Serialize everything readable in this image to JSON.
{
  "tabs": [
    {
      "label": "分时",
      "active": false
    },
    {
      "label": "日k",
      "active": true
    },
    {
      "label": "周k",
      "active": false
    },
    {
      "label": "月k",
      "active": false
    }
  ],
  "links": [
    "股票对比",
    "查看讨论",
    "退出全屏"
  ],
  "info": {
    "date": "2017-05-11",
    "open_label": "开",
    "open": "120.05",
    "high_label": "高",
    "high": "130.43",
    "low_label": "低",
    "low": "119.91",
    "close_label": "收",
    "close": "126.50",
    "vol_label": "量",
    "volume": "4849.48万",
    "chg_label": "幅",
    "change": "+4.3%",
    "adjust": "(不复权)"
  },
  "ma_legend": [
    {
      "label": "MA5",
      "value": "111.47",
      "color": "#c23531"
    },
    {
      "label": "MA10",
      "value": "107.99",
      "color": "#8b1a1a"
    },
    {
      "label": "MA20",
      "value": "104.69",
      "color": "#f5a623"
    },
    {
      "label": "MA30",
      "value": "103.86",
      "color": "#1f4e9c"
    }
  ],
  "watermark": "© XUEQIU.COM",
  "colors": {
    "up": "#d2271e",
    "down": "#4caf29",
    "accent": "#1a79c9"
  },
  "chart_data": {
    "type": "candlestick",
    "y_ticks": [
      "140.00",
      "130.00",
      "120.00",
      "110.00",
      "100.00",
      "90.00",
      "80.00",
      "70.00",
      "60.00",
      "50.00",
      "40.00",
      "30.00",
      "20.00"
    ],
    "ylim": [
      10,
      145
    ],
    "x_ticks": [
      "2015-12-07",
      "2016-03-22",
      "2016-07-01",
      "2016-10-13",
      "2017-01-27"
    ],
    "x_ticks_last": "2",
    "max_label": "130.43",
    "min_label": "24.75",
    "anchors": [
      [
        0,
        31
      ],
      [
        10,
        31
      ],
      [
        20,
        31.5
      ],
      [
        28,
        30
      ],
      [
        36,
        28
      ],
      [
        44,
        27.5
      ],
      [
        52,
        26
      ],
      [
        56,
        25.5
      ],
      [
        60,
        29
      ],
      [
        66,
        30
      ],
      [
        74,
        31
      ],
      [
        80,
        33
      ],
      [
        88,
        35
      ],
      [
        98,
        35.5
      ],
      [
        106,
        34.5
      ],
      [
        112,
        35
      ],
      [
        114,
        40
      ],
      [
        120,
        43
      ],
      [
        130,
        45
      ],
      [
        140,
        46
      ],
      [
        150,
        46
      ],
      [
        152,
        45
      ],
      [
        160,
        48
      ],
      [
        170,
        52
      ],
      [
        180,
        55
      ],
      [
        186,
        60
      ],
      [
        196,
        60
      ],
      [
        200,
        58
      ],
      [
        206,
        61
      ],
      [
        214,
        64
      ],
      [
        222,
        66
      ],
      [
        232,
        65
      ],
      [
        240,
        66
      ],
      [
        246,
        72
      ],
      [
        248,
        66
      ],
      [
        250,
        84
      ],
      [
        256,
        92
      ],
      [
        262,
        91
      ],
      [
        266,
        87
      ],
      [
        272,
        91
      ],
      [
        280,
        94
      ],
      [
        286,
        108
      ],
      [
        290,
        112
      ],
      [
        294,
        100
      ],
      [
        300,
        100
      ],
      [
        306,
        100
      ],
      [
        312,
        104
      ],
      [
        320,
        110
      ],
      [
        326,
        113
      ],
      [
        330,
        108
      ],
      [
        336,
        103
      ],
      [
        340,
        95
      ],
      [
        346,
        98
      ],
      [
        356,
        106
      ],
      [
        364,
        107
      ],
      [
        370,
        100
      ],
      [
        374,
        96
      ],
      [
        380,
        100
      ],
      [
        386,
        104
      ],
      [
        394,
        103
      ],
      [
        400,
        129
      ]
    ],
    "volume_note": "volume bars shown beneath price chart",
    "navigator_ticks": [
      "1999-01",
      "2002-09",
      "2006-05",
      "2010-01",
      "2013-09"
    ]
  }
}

[Exercise requirements]:
Out of the material above, select every line that holds the string "volume".

[Reply]:
    "volume": "4849.48万",
    "volume_note": "volume bars shown beneath price chart",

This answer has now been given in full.